Provided data —
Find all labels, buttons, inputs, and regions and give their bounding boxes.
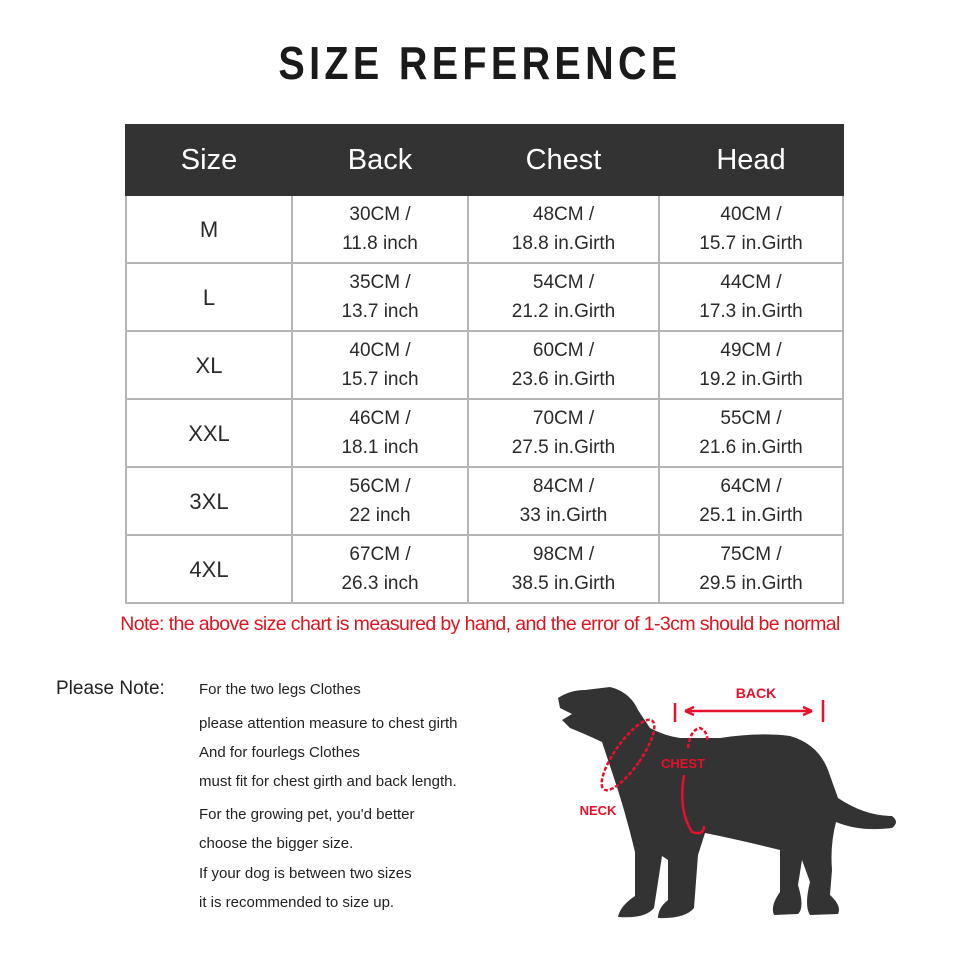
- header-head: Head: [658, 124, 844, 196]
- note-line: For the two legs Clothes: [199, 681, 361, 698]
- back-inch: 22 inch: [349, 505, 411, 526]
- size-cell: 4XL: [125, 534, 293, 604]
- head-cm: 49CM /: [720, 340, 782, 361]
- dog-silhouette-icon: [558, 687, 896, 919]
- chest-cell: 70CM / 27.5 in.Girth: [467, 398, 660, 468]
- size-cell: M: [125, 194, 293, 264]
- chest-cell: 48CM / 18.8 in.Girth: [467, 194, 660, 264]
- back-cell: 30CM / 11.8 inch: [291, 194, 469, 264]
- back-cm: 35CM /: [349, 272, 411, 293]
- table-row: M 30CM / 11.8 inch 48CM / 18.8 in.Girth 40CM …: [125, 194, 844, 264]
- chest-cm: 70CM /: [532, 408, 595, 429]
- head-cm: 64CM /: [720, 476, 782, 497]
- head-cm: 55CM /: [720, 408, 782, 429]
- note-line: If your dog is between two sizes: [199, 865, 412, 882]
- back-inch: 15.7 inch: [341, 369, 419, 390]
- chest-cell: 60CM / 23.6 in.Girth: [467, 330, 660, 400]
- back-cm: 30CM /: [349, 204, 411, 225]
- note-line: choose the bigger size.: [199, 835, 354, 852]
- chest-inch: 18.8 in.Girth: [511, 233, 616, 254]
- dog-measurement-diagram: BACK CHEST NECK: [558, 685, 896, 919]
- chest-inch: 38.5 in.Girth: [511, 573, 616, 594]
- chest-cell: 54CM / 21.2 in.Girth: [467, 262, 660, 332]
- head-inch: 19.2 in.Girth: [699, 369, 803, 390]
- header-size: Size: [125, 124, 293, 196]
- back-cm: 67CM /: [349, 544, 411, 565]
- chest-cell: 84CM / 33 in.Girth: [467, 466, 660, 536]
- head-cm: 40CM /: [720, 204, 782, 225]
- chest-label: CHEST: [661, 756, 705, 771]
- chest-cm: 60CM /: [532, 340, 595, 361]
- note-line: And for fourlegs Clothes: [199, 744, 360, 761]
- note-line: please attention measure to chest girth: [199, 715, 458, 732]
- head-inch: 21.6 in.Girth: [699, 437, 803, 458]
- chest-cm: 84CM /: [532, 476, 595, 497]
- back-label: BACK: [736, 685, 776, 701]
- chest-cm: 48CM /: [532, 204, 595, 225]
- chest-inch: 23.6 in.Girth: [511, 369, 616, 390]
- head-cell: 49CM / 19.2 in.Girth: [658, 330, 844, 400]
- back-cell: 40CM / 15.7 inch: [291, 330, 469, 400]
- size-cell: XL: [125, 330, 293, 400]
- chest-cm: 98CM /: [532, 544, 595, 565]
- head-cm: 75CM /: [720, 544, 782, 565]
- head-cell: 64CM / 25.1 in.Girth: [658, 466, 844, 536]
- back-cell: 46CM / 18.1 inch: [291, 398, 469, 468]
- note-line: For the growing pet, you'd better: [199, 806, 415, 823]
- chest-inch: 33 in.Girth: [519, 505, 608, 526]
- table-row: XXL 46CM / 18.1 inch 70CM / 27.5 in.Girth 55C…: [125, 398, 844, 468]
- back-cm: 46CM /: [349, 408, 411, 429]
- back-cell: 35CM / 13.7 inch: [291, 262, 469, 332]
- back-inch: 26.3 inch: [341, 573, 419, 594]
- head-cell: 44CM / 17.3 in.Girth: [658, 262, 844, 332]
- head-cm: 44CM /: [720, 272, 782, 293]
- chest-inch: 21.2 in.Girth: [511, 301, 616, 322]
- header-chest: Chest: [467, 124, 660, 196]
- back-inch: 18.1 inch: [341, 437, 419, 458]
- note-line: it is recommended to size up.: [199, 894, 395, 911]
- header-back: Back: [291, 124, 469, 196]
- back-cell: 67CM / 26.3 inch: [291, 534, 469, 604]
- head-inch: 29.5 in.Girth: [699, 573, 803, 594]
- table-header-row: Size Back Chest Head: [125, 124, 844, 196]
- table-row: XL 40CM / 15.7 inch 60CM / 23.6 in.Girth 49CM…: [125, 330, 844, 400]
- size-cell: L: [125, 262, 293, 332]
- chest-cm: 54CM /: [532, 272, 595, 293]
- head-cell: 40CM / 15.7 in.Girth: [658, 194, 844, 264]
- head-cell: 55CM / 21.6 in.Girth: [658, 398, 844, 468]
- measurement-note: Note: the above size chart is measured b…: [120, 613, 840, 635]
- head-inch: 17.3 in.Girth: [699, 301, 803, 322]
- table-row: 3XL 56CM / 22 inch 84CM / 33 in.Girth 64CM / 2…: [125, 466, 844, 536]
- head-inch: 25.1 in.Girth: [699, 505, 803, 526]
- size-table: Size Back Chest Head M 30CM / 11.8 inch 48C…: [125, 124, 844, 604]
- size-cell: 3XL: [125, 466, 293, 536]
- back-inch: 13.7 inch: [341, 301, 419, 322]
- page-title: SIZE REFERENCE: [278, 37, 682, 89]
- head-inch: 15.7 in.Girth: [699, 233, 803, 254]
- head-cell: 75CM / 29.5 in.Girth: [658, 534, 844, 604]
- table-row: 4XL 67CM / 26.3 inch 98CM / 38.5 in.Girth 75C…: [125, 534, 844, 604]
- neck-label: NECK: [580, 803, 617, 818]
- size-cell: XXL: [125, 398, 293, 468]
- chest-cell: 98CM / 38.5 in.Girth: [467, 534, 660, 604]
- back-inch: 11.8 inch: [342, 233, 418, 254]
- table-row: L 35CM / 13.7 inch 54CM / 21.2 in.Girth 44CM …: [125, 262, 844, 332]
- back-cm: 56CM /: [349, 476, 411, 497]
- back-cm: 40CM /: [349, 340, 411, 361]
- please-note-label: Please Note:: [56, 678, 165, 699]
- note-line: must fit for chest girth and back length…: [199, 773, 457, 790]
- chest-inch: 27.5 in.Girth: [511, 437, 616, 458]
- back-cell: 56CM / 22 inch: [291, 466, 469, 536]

Stated problem — Reproduce the rows starting at the line containing "- header-head: Head: [658, 124, 844, 196]" and ending at the line containing "- chest-inch: 33", both included, with every character unchanged.

Task solution —
- header-head: Head: [658, 124, 844, 196]
- note-line: For the two legs Clothes: [199, 681, 361, 698]
- back-inch: 22 inch: [349, 505, 411, 526]
- size-cell: 4XL: [125, 534, 293, 604]
- head-cm: 49CM /: [720, 340, 782, 361]
- dog-silhouette-icon: [558, 687, 896, 919]
- chest-cell: 70CM / 27.5 in.Girth: [467, 398, 660, 468]
- size-cell: M: [125, 194, 293, 264]
- chest-cell: 48CM / 18.8 in.Girth: [467, 194, 660, 264]
- back-cell: 30CM / 11.8 inch: [291, 194, 469, 264]
- back-cm: 35CM /: [349, 272, 411, 293]
- table-row: M 30CM / 11.8 inch 48CM / 18.8 in.Girth 40CM …: [125, 194, 844, 264]
- chest-cm: 70CM /: [532, 408, 595, 429]
- head-cm: 64CM /: [720, 476, 782, 497]
- head-cm: 55CM /: [720, 408, 782, 429]
- note-line: If your dog is between two sizes: [199, 865, 412, 882]
- back-inch: 15.7 inch: [341, 369, 419, 390]
- chest-cell: 60CM / 23.6 in.Girth: [467, 330, 660, 400]
- back-cm: 30CM /: [349, 204, 411, 225]
- note-line: choose the bigger size.: [199, 835, 354, 852]
- chest-inch: 18.8 in.Girth: [511, 233, 616, 254]
- dog-measurement-diagram: BACK CHEST NECK: [558, 685, 896, 919]
- chest-inch: 38.5 in.Girth: [511, 573, 616, 594]
- chest-cell: 54CM / 21.2 in.Girth: [467, 262, 660, 332]
- head-inch: 19.2 in.Girth: [699, 369, 803, 390]
- header-size: Size: [125, 124, 293, 196]
- back-cm: 67CM /: [349, 544, 411, 565]
- chest-cell: 84CM / 33 in.Girth: [467, 466, 660, 536]
- head-cm: 40CM /: [720, 204, 782, 225]
- chest-label: CHEST: [661, 756, 705, 771]
- chest-cm: 60CM /: [532, 340, 595, 361]
- note-line: And for fourlegs Clothes: [199, 744, 360, 761]
- note-line: please attention measure to chest girth: [199, 715, 458, 732]
- head-inch: 21.6 in.Girth: [699, 437, 803, 458]
- chest-cm: 84CM /: [532, 476, 595, 497]
- back-label: BACK: [736, 685, 776, 701]
- chest-cm: 48CM /: [532, 204, 595, 225]
- chest-inch: 23.6 in.Girth: [511, 369, 616, 390]
- head-cell: 49CM / 19.2 in.Girth: [658, 330, 844, 400]
- back-cell: 40CM / 15.7 inch: [291, 330, 469, 400]
- size-cell: XL: [125, 330, 293, 400]
- chest-cm: 98CM /: [532, 544, 595, 565]
- head-cm: 75CM /: [720, 544, 782, 565]
- head-cell: 64CM / 25.1 in.Girth: [658, 466, 844, 536]
- back-cell: 46CM / 18.1 inch: [291, 398, 469, 468]
- note-line: For the growing pet, you'd better: [199, 806, 415, 823]
- chest-inch: 33 in.Girth: [519, 505, 608, 526]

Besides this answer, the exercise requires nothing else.